## Exercise materials
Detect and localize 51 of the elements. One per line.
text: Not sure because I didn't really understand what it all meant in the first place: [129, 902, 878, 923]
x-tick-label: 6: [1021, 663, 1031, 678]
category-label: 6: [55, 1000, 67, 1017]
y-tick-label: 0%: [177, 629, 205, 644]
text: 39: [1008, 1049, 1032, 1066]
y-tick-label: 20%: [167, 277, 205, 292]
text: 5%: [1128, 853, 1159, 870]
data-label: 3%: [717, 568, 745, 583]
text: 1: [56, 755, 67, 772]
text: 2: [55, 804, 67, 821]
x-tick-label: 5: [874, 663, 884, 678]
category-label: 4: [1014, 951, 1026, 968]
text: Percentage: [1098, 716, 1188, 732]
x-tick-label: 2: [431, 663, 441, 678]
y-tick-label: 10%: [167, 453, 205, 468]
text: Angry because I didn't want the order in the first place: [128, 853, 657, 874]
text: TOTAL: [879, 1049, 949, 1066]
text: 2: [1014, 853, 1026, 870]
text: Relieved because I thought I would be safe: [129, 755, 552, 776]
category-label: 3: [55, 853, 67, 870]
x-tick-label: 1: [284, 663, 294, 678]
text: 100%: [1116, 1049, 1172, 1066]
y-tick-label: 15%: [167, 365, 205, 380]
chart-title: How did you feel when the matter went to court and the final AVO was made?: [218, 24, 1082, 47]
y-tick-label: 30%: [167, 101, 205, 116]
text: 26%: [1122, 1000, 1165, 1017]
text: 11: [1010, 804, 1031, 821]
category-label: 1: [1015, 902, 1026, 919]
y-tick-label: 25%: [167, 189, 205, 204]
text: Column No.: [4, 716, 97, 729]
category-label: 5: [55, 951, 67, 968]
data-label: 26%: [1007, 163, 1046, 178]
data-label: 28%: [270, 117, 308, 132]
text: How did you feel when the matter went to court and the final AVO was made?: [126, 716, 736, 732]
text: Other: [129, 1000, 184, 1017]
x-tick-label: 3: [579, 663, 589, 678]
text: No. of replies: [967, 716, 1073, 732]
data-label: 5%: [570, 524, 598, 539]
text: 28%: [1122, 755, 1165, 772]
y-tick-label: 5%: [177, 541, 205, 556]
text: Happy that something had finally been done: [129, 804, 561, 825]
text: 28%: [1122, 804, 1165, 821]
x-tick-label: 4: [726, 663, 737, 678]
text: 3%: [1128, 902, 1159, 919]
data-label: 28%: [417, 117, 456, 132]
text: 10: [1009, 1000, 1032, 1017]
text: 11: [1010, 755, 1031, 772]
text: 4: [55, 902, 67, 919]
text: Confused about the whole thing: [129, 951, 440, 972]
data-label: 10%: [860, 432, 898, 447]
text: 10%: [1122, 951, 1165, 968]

## Exercise requirements
Repeat the data word for word, starting from its first line and going on through the line that contains "text: Relieved because", with that line included.

## Answer below
Detect and localize 51 of the elements. One per line.
text: Not sure because I didn't really understand what it all meant in the first place: [129, 902, 878, 923]
x-tick-label: 6: [1021, 663, 1031, 678]
category-label: 6: [55, 1000, 67, 1017]
y-tick-label: 0%: [177, 629, 205, 644]
text: 39: [1008, 1049, 1032, 1066]
y-tick-label: 20%: [167, 277, 205, 292]
text: 5%: [1128, 853, 1159, 870]
data-label: 3%: [717, 568, 745, 583]
text: 1: [56, 755, 67, 772]
text: 2: [55, 804, 67, 821]
x-tick-label: 5: [874, 663, 884, 678]
category-label: 4: [1014, 951, 1026, 968]
text: Percentage: [1098, 716, 1188, 732]
x-tick-label: 2: [431, 663, 441, 678]
y-tick-label: 10%: [167, 453, 205, 468]
text: Angry because I didn't want the order in the first place: [128, 853, 657, 874]
text: TOTAL: [879, 1049, 949, 1066]
text: 2: [1014, 853, 1026, 870]
text: Relieved because I thought I would be safe: [129, 755, 552, 776]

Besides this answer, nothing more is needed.